## [WHAT TO PRODUCE]
Check each line of the listing below for the string "ВСЕГО", and give only how many lines hold it.

* * * * * * *

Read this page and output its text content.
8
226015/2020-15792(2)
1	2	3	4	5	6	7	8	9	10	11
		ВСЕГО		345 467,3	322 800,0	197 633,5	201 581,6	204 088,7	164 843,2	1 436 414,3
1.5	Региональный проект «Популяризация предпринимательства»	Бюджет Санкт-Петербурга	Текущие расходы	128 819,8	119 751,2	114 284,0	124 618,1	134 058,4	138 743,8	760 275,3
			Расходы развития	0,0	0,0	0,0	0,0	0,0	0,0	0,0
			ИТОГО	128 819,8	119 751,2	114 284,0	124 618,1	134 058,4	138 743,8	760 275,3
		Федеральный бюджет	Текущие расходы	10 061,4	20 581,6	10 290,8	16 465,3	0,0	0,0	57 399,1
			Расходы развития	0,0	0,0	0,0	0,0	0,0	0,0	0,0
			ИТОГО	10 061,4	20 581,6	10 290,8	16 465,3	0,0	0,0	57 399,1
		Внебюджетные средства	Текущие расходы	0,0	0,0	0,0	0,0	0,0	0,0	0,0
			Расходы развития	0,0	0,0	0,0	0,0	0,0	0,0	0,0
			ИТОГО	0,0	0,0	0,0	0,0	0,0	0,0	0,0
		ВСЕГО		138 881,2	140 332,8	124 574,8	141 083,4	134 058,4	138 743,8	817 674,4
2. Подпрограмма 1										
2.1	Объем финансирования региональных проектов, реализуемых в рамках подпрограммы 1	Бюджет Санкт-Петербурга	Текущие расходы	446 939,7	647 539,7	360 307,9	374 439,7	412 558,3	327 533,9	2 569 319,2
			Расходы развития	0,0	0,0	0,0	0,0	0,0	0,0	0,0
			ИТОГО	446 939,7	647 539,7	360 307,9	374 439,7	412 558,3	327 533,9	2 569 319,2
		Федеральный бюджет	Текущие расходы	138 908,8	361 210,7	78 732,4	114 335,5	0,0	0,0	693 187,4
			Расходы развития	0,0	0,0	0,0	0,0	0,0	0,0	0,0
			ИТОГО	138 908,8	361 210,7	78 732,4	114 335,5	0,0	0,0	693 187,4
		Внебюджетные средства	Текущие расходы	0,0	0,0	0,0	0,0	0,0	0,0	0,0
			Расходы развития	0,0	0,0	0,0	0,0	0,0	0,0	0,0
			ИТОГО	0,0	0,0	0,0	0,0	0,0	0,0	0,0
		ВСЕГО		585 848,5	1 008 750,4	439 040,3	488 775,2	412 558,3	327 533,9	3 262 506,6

* * * * * * *

## [EXERCISE RESULT]
3